::: Provided records

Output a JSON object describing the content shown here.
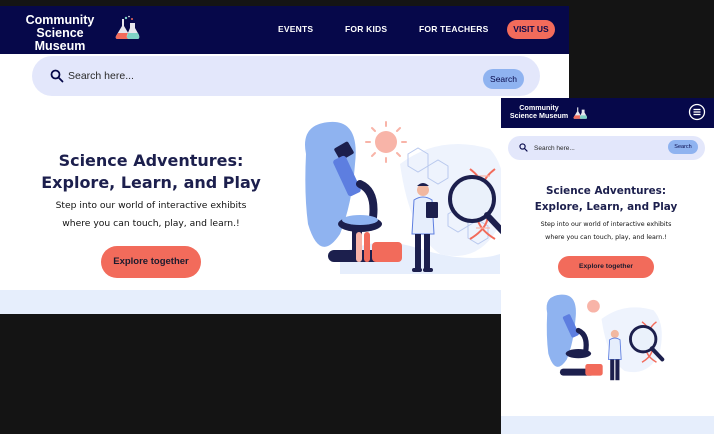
{
  "brand": {
    "line1": "Community",
    "line2": "Science Museum"
  },
  "nav": {
    "events": "EVENTS",
    "for_kids": "FOR KIDS",
    "for_teachers": "FOR TEACHERS",
    "visit_us": "VISIT US"
  },
  "search": {
    "placeholder": "Search here...",
    "button": "Search"
  },
  "hero": {
    "title_line1": "Science Adventures:",
    "title_line2": "Explore, Learn, and Play",
    "subtitle_line1": "Step into our world of interactive exhibits",
    "subtitle_line2": "where you can touch, play, and learn.!",
    "cta": "Explore together"
  },
  "colors": {
    "navy": "#06084a",
    "coral": "#f26b5b",
    "search_bg": "#e3e7fb",
    "search_button": "#8fb3f0",
    "band": "#e6eefc",
    "backdrop": "#141414"
  },
  "icons": {
    "logo": "flask-beakers-icon",
    "search": "search-icon",
    "menu": "hamburger-menu-icon"
  }
}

::::::

Directive
Pictures stay out of the copy; please restate every record above exactly.

Final result
Output a JSON object describing the content shown here.
{
  "brand": {
    "line1": "Community",
    "line2": "Science Museum"
  },
  "nav": {
    "events": "EVENTS",
    "for_kids": "FOR KIDS",
    "for_teachers": "FOR TEACHERS",
    "visit_us": "VISIT US"
  },
  "search": {
    "placeholder": "Search here...",
    "button": "Search"
  },
  "hero": {
    "title_line1": "Science Adventures:",
    "title_line2": "Explore, Learn, and Play",
    "subtitle_line1": "Step into our world of interactive exhibits",
    "subtitle_line2": "where you can touch, play, and learn.!",
    "cta": "Explore together"
  },
  "colors": {
    "navy": "#06084a",
    "coral": "#f26b5b",
    "search_bg": "#e3e7fb",
    "search_button": "#8fb3f0",
    "band": "#e6eefc",
    "backdrop": "#141414"
  },
  "icons": {
    "logo": "flask-beakers-icon",
    "search": "search-icon",
    "menu": "hamburger-menu-icon"
  }
}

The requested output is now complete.